Below are records. Count every line containing the word "тақтаның" and give the number alone.
** Start RECORDS PROVIDED **
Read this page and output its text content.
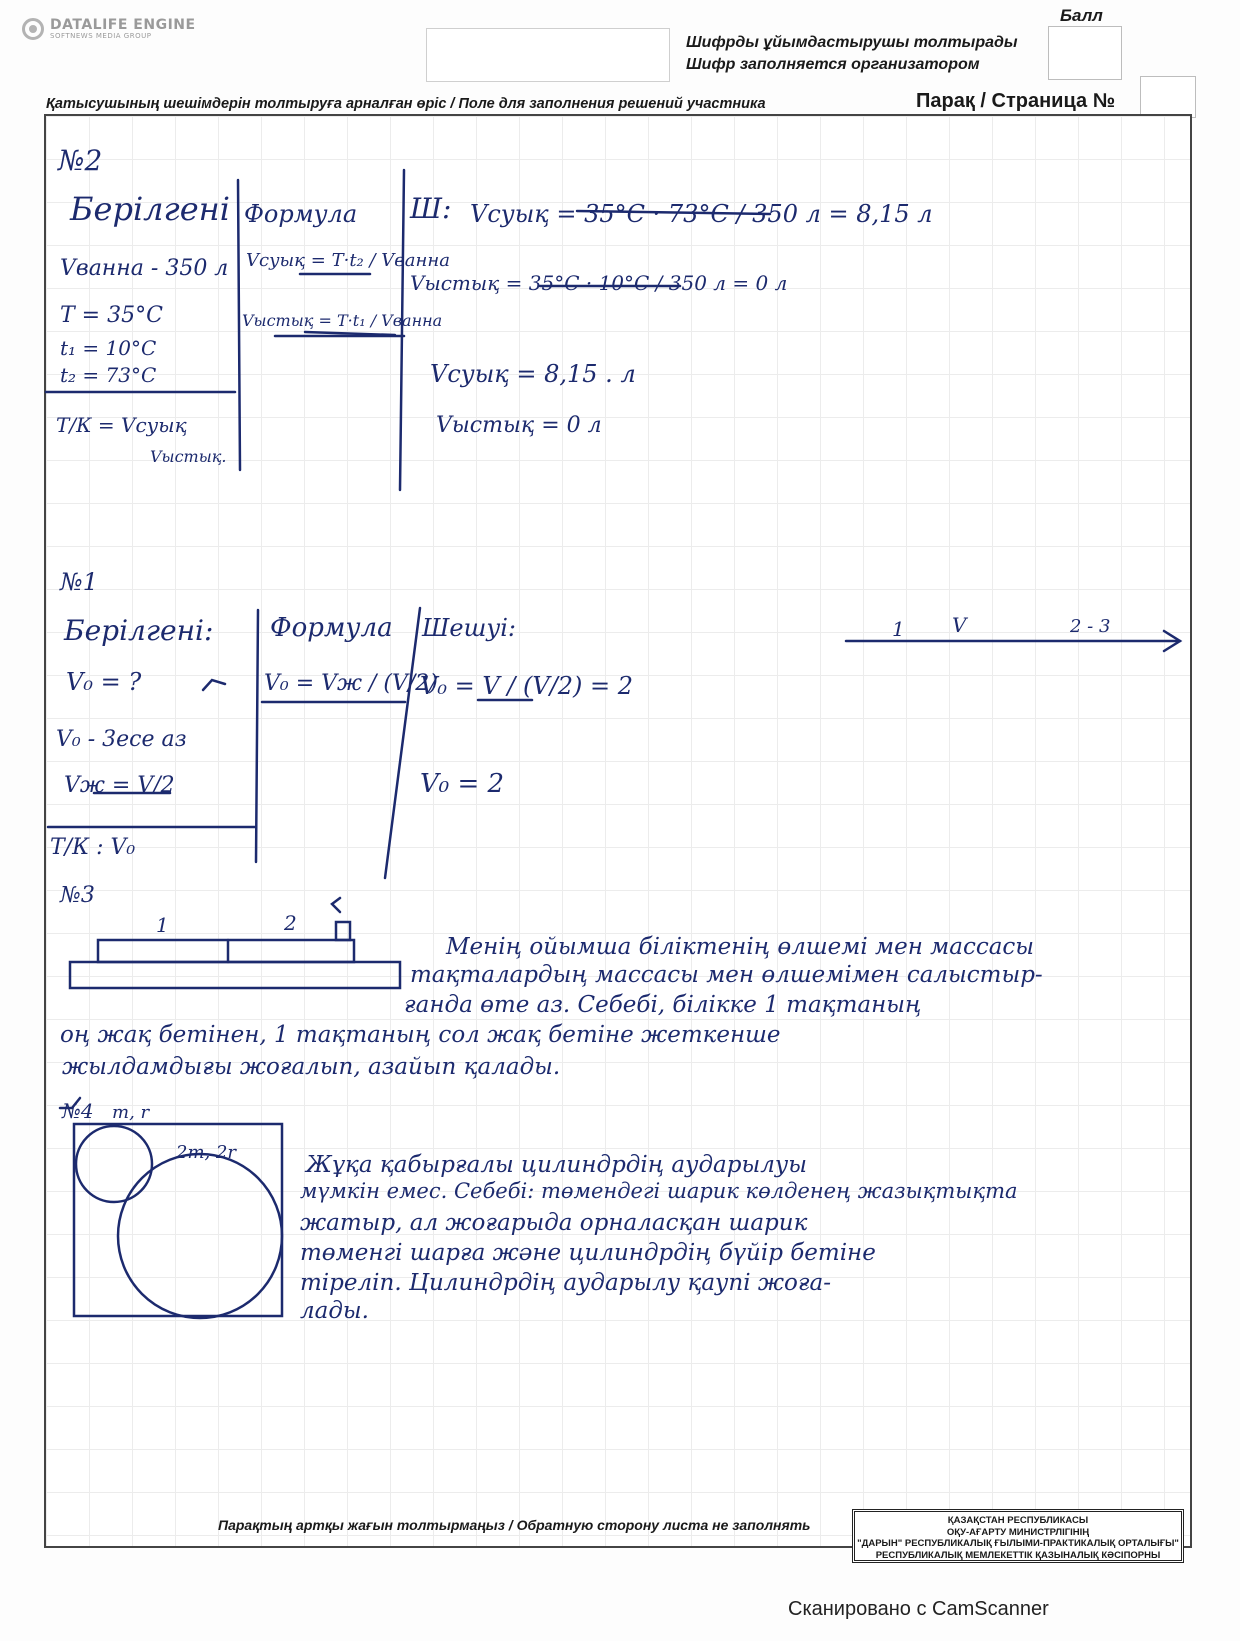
DATALIFE ENGINE
SOFTNEWS MEDIA GROUP	Шифрды ұйымдастырушы толтырады
Шифр заполняется организатором
Балл
Қатысушының шешімдерін толтыруға арналған өріс / Поле для заполнения решений участника	Парақ / Страница №
№2
Берілгені
Vванна - 350 л
T = 35°C
t₁ = 10°C
t₂ = 73°C
Т/К = Vсуық
Vыстық.
Формула
Vсуық = T·t₂ / Vванна
Vыстық = T·t₁ / Vванна
Ш: Vсуық = 35°C · 73°C / 350 л = 8,15 л
Vыстық = 35°C · 10°C / 350 л = 0 л
Vсуық = 8,15 . л
Vыстық = 0 л
№1
Берілгені:
V₀ = ?
V₀ - 3есе аз
Vж = V/2
Т/К : V₀
Формула
V₀ = Vж / (V/2)
Шешуі:
V₀ = V / (V/2) = 2
V₀ = 2
1 V	2 - 3
№3
1	2
Менің ойымша біліктенің өлшемі мен массасы
тақталардың массасы мен өлшемімен салыстыр-
ғанда өте аз. Себебі, білікке 1 тақтаның
оң жақ бетінен, 1 тақтаның сол жақ бетіне жеткенше
жылдамдығы жоғалып, азайып қалады.
№4 m, r
2m, 2r	Жұқа қабырғалы цилиндрдің аударылуы
мүмкін емес. Себебі: төмендегі шарик көлденең жазықтықта
жатыр, ал жоғарыда орналасқан шарик
төменгі шарға және цилиндрдің бүйір бетіне
тіреліп. Цилиндрдің аударылу қаупі жоға-
лады.
Парақтың артқы жағын толтырмаңыз / Обратную сторону листа не заполнять	ҚАЗАҚСТАН РЕСПУБЛИКАСЫ
ОҚУ-АҒАРТУ МИНИСТРЛІГІНІҢ
"ДАРЫН" РЕСПУБЛИКАЛЫҚ ҒЫЛЫМИ-ПРАКТИКАЛЫҚ ОРТАЛЫҒЫ"
РЕСПУБЛИКАЛЫҚ МЕМЛЕКЕТТІК ҚАЗЫНАЛЫҚ КӘСІПОРНЫ
Сканировано с CamScanner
** End RECORDS PROVIDED **
▸ RESULT OF THE TASK:
2